**What is being asked:** List every line below containing "great".

**Data records:**
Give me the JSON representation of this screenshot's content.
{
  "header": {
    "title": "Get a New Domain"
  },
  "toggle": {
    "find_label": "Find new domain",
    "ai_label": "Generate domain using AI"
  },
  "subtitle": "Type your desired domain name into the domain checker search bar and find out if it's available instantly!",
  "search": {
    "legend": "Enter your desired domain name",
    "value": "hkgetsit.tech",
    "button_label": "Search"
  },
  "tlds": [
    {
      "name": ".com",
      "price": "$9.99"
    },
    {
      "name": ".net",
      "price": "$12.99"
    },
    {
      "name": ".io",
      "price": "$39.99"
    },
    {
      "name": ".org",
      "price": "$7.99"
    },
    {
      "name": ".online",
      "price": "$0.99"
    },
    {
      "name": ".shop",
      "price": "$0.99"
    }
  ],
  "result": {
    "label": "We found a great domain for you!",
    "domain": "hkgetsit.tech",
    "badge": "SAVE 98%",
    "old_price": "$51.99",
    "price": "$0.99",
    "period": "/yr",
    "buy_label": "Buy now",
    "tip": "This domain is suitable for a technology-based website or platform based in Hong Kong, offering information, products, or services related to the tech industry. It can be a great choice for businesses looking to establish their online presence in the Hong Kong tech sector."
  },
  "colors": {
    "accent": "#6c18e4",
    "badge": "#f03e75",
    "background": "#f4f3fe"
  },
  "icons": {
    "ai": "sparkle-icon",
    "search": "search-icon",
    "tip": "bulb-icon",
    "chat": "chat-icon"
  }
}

...

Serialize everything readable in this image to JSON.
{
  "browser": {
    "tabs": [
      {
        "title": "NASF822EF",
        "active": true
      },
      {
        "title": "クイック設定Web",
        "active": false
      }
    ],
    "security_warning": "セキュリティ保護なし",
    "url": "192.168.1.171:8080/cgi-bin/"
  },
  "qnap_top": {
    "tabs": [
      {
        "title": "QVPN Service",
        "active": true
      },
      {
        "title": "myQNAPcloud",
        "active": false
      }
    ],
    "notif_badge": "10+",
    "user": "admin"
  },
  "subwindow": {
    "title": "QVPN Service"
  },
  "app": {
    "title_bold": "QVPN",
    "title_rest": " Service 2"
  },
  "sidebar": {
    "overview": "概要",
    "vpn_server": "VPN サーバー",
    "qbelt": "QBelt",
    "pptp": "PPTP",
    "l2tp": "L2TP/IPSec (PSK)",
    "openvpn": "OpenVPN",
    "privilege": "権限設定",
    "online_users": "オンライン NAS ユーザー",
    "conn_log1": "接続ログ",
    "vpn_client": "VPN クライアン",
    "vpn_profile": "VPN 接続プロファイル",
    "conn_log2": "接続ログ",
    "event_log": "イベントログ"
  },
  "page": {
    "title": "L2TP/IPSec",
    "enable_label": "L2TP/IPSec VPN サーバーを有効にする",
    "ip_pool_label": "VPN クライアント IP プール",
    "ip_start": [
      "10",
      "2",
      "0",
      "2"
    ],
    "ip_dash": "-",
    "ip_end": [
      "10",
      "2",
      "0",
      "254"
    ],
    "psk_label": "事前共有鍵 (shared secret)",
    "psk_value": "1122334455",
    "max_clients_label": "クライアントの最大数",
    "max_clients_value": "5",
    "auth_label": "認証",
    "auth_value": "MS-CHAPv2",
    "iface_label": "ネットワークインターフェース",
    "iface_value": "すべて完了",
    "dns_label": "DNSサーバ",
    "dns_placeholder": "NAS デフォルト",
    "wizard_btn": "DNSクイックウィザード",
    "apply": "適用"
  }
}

**Answer for the task:**
    "label": "We found a great domain for you!",
    "tip": "This domain is suitable for a technology-based website or platform based in Hong Kong, offering information, products, or services related to the tech industry. It can be a great choice for businesses looking to establish their online presence in the Hong Kong tech sector."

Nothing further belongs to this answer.